TEXT EXTRACT.
# Anyone here uses Transmission? Slow browsing...



## WarmCurb (Mar 15, 2004)

I have my d/l rates to unlimited and u/l rates at 3 (though this feature doesn't even seem to work at capping speeds). Ports are forwarded yet Transmission is still bogging down my connection like mad. What else can I adjust?

These are my connection's speeds:

d/l: 1355 kb/s
u/l: 349 kb/s


----------



## namenotfound (Apr 30, 2005)

I use Transmission on Linux. On Mac OS I use BitTorrent, because that's the app that came with the computer.

No matter which torrent app you use, you need to keep in mind that torrents are dependent on other computers. When downloading, if your seeders turn their computers off, your download is stopped until you get more seeders.


----------



## WarmCurb (Mar 15, 2004)

namenotfound said:


> I use Transmission on Linux. On Mac OS I use BitTorrent, because that's the app that came with the computer.
> 
> No matter which torrent app you use, you need to keep in mind that torrents are dependent on other computers. When downloading, if your seeders turn their computers off, your download is stopped until you get more seeders.


Yeah, I know. What I'm talking about, though, is my browser speed in relation to Transmission being open. I feel there must be some settings I can tweak in order to peacefully run Transmission and browse at the same time.

EXERCISES.
• a. Answer these questions about the Transmission forum thread:
(i) What upload rate does WarmCurb say they set?
(ii) Which torrent app does namenotfound use on Mac OS?
(iii) What download speed does WarmCurb list for their connection?
• b. Point out each line of the listing that has the word "Tentang" in it, and copy those lines.

SUPPLIED DATA.
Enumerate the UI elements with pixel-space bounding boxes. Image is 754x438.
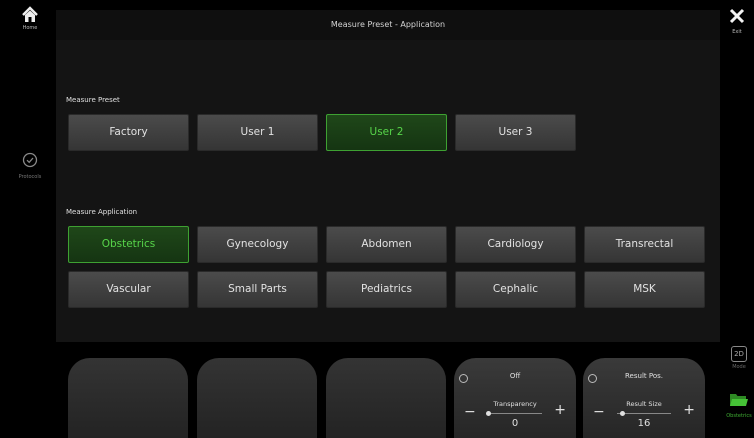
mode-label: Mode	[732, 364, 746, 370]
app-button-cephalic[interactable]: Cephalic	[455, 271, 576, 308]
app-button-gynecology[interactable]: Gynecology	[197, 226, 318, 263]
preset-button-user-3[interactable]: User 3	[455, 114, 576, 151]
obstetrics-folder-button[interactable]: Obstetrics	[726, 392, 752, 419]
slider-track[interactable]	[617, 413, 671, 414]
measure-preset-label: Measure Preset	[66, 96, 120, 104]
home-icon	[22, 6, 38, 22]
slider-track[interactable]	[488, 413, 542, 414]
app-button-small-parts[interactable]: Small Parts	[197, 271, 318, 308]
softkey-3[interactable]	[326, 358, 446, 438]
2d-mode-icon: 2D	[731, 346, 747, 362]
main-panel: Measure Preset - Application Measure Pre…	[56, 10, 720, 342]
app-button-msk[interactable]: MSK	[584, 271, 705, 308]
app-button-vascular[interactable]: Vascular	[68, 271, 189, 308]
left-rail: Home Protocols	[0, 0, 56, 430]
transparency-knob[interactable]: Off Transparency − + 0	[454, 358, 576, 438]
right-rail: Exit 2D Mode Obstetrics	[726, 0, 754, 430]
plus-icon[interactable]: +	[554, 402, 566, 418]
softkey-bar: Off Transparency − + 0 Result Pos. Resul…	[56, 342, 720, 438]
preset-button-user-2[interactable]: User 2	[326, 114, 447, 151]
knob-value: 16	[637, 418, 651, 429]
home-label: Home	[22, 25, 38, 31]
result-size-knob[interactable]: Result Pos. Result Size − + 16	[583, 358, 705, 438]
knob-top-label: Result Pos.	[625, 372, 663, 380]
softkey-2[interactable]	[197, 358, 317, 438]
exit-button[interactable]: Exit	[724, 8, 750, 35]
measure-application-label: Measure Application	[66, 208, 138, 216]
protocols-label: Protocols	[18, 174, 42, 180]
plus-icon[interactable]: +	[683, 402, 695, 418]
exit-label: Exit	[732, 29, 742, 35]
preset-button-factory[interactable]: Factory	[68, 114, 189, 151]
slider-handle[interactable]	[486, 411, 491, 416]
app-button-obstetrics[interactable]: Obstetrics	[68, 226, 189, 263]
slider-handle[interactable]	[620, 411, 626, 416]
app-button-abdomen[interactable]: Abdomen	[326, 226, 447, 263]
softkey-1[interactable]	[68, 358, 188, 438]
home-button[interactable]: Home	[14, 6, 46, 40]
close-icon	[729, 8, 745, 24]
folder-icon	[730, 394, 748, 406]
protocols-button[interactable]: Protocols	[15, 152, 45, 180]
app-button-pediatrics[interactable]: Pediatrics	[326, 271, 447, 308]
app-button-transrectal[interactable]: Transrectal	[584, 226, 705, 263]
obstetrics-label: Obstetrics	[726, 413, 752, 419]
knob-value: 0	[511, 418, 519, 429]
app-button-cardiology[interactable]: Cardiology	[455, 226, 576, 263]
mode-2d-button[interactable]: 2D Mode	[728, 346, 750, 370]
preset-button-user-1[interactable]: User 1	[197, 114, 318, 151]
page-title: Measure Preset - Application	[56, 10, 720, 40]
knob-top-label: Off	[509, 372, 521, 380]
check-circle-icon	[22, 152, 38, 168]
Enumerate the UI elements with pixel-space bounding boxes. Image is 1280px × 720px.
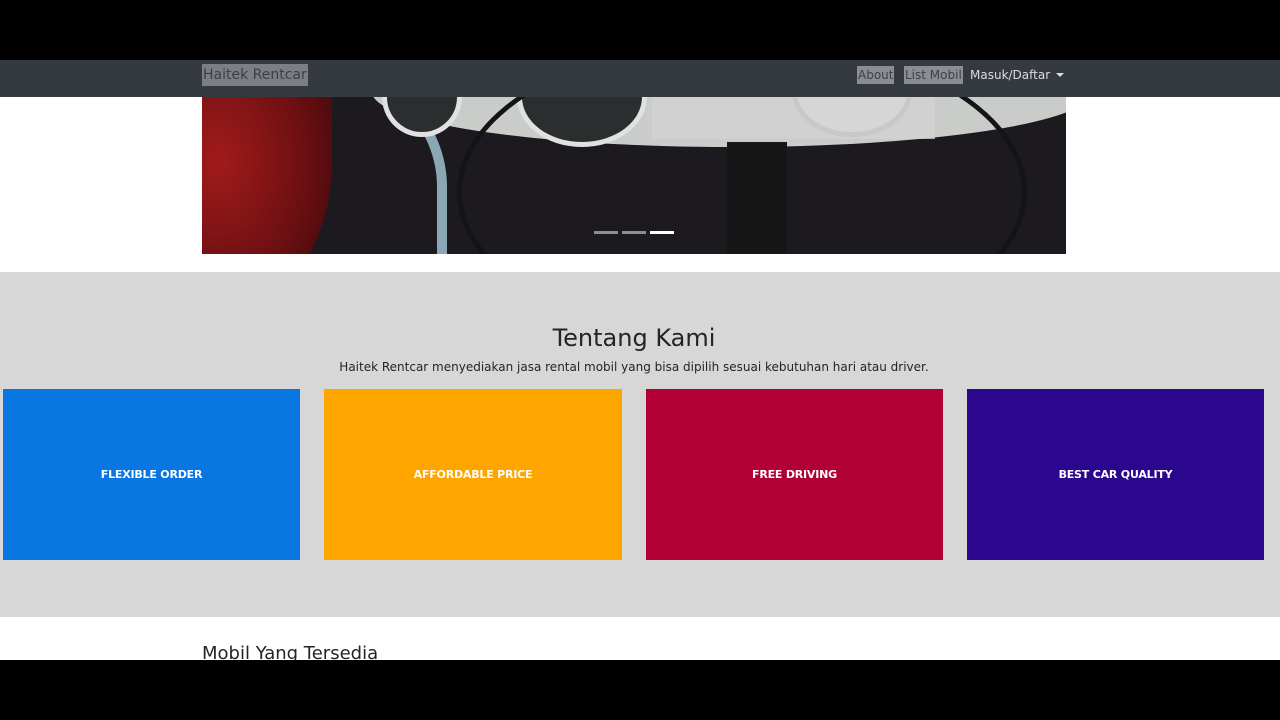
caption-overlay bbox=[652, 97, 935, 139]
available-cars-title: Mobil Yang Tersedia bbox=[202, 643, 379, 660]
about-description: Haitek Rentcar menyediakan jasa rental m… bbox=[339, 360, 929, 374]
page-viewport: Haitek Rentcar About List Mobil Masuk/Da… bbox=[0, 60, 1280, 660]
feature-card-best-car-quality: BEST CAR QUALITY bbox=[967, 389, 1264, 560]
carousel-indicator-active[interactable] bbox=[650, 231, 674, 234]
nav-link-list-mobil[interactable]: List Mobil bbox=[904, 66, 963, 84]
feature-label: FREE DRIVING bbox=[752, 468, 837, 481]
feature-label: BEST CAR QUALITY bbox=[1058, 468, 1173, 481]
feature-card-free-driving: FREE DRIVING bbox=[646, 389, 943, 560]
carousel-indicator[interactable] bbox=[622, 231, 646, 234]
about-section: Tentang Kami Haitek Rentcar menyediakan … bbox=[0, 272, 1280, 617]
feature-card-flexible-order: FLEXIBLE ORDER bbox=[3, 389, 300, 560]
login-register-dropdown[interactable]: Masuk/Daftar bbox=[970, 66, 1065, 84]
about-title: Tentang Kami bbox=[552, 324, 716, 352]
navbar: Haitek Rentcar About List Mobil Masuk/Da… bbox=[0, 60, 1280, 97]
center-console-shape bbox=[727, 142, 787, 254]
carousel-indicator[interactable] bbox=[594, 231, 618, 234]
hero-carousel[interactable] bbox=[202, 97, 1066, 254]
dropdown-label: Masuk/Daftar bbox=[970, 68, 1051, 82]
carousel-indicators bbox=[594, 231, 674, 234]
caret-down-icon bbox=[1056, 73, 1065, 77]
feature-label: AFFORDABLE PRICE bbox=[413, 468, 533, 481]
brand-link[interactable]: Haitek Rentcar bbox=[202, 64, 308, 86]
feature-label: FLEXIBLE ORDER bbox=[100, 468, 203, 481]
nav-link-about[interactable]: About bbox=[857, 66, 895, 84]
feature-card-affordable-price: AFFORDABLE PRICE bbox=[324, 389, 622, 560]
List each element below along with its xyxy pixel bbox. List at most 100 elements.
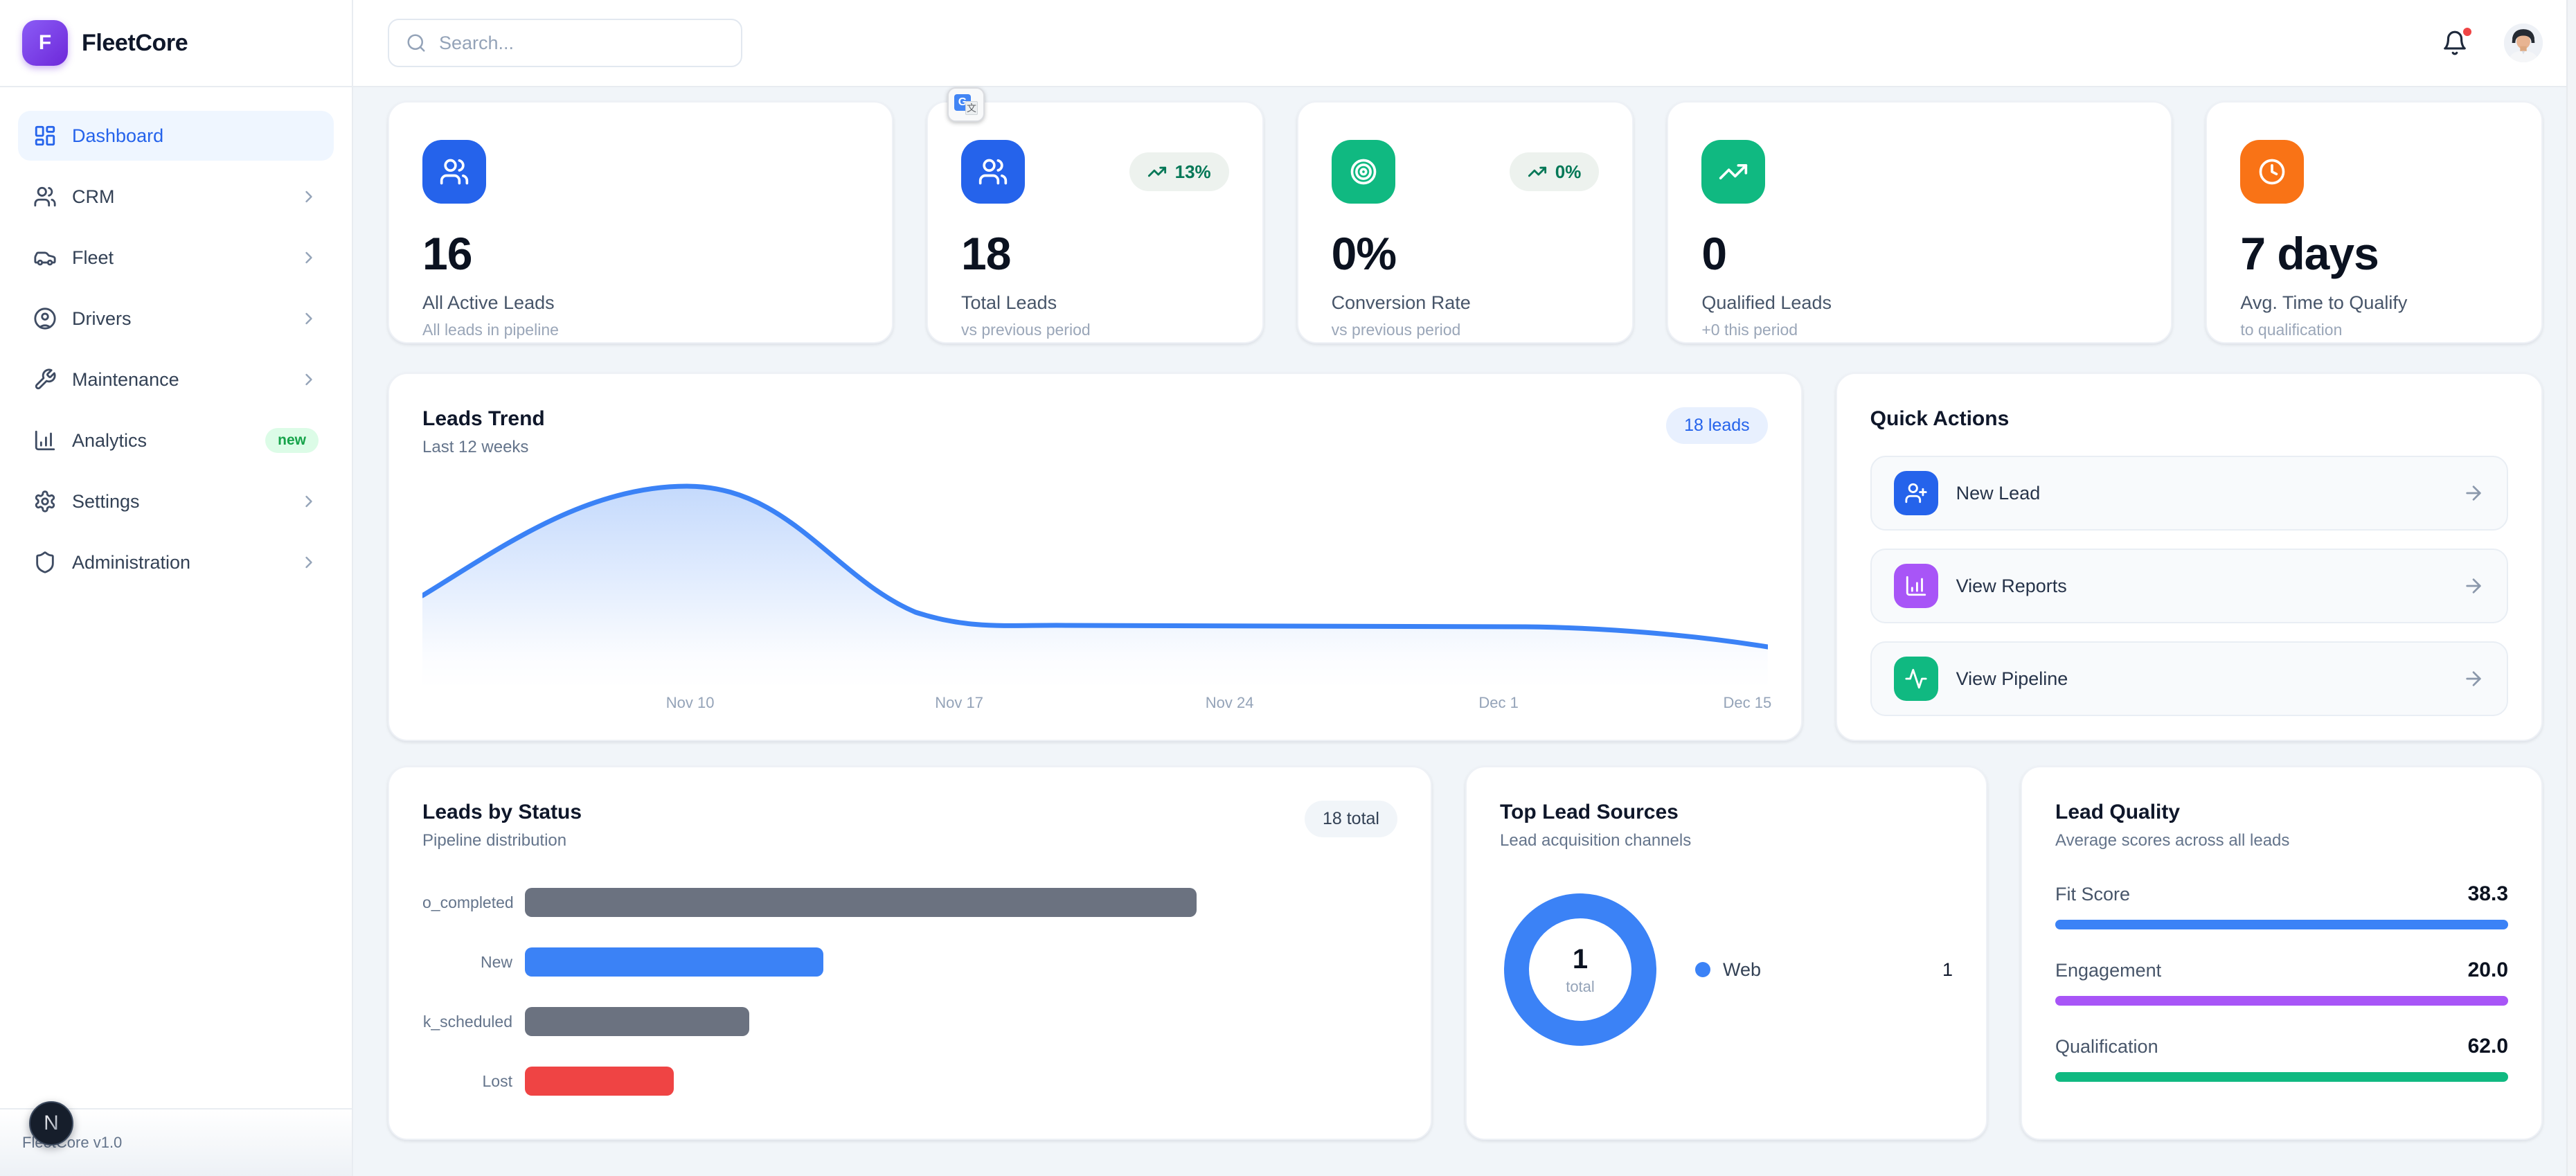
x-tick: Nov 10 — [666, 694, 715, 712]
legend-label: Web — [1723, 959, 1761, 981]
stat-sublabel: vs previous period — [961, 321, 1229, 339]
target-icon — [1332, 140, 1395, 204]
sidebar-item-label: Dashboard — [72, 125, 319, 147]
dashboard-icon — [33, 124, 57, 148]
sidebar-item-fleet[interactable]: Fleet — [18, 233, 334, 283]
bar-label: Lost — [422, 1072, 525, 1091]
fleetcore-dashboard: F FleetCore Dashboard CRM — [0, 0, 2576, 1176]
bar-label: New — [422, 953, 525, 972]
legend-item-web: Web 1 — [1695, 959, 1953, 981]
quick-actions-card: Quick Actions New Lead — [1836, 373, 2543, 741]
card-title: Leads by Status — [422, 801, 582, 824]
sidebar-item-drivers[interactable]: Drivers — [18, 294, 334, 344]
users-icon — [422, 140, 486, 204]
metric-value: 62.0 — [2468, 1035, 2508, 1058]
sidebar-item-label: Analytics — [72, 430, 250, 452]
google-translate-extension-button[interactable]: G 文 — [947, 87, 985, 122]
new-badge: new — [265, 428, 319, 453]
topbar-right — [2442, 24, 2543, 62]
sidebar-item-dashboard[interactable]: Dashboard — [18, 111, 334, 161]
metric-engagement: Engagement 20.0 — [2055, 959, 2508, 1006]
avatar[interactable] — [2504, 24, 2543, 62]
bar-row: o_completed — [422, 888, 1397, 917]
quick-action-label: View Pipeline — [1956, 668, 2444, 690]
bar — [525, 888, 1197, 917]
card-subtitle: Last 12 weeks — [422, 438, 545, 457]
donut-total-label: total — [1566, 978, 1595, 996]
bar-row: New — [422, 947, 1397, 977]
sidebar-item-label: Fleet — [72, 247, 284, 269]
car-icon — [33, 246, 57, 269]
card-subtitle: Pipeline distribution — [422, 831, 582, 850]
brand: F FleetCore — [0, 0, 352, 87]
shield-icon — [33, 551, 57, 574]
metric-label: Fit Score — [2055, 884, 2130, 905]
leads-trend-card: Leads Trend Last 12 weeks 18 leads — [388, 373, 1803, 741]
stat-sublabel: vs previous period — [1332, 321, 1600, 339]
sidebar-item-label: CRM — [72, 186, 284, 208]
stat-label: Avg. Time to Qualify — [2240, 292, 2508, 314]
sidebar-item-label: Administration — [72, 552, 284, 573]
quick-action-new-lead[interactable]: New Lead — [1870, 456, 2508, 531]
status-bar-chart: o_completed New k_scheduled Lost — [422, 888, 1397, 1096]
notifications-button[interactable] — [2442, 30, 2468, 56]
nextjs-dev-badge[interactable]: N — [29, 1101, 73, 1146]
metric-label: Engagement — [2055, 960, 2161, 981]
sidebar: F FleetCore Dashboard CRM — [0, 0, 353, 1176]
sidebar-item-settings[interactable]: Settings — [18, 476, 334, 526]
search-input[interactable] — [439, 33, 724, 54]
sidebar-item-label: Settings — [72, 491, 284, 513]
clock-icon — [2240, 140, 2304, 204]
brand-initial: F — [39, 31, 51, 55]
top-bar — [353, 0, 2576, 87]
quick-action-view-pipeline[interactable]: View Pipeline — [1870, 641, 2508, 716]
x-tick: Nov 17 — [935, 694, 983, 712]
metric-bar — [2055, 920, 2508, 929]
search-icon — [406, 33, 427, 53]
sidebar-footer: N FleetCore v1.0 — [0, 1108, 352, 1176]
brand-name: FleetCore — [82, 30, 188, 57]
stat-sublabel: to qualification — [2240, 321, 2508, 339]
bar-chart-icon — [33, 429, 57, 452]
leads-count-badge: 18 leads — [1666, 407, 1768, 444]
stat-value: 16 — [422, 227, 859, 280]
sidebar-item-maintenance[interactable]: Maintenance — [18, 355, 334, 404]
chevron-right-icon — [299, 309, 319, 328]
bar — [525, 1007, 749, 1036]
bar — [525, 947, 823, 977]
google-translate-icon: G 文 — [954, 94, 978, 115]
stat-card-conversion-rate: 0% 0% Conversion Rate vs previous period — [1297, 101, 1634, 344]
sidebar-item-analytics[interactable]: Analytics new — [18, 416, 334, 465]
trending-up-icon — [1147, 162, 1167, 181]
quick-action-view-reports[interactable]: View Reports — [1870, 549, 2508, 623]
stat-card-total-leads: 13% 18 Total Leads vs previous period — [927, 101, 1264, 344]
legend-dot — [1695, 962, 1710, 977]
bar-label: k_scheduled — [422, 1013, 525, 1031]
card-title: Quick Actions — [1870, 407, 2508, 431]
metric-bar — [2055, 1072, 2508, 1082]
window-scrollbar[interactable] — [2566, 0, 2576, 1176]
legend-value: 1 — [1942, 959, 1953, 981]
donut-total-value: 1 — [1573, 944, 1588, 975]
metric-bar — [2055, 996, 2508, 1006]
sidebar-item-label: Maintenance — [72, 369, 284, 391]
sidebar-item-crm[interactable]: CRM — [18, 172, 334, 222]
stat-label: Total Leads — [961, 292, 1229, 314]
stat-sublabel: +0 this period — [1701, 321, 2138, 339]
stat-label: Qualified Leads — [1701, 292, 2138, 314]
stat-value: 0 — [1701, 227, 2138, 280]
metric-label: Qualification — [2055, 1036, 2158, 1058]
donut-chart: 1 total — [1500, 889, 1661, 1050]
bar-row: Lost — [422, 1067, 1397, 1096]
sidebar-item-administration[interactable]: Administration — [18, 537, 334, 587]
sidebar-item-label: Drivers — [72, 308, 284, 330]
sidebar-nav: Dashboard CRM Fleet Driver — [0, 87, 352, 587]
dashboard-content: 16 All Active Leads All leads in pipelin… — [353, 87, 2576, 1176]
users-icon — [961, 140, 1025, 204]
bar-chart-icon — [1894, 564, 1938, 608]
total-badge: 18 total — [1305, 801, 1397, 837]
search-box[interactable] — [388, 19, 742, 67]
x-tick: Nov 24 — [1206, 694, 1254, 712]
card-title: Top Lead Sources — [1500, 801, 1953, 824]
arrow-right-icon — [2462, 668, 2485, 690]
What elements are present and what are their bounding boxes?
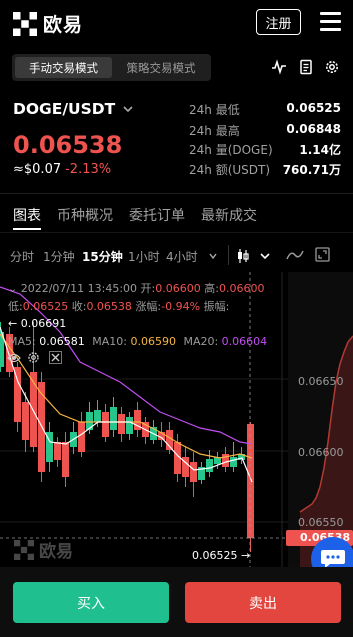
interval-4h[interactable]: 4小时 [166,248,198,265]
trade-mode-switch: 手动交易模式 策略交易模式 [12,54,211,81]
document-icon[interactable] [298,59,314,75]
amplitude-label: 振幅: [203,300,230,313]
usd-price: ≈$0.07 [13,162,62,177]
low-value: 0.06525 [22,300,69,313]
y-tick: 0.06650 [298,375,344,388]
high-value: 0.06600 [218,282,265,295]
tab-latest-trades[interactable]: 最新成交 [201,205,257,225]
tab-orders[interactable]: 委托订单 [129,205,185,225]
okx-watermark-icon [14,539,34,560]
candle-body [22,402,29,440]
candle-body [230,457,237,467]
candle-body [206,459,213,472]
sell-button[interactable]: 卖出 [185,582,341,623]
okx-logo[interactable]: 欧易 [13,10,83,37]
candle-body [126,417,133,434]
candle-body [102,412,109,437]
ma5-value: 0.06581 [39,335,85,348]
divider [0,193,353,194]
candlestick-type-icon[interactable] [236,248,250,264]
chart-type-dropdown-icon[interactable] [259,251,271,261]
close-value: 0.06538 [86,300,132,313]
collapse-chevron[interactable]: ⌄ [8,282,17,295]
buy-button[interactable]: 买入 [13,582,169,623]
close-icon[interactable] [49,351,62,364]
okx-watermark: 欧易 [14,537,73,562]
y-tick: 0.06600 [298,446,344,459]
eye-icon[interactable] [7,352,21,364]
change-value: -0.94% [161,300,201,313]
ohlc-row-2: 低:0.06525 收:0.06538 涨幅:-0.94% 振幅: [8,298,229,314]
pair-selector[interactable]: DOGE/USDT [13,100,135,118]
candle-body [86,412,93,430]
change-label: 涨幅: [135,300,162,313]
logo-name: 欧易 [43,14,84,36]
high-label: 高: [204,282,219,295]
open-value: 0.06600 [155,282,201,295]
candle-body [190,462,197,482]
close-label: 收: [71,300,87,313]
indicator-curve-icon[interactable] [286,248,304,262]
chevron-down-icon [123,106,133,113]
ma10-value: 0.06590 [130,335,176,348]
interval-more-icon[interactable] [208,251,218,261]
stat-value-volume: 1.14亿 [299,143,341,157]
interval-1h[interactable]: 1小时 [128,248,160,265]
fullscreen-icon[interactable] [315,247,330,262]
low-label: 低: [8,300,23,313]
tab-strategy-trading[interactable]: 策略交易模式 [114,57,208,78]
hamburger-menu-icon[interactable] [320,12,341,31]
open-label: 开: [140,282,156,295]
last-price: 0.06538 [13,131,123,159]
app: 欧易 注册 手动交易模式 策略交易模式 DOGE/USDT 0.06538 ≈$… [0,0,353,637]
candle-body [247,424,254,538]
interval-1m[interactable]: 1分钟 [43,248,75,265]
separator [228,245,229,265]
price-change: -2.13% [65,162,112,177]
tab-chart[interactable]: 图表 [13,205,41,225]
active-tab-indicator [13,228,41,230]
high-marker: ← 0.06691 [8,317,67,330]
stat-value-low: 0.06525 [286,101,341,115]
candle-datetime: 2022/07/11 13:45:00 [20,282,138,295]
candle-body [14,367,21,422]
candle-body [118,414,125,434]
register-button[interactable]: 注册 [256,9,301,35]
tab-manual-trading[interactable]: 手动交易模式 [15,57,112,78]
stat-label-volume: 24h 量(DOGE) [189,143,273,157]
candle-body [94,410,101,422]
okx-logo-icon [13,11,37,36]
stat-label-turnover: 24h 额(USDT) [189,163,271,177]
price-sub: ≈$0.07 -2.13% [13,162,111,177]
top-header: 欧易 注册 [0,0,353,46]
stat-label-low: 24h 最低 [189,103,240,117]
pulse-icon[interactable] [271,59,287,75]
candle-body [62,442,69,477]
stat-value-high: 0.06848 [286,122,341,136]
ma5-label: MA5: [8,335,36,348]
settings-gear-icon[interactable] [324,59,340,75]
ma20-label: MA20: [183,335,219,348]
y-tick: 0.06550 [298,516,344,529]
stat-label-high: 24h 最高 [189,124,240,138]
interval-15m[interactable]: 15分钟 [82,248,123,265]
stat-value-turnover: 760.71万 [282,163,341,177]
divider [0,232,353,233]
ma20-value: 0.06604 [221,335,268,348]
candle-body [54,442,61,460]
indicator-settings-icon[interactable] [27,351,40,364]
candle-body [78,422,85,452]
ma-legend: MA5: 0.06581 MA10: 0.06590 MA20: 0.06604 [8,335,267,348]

ANSWERS FOR THE TASKS.
• a.
(i) 3
(ii) BitTorrent
(iii) 1355 kb/s

• b.
about-section: Tentang Kami Haitek Rentcar menyediakan … bbox=[0, 272, 1280, 617]
about-title: Tentang Kami bbox=[552, 324, 716, 352]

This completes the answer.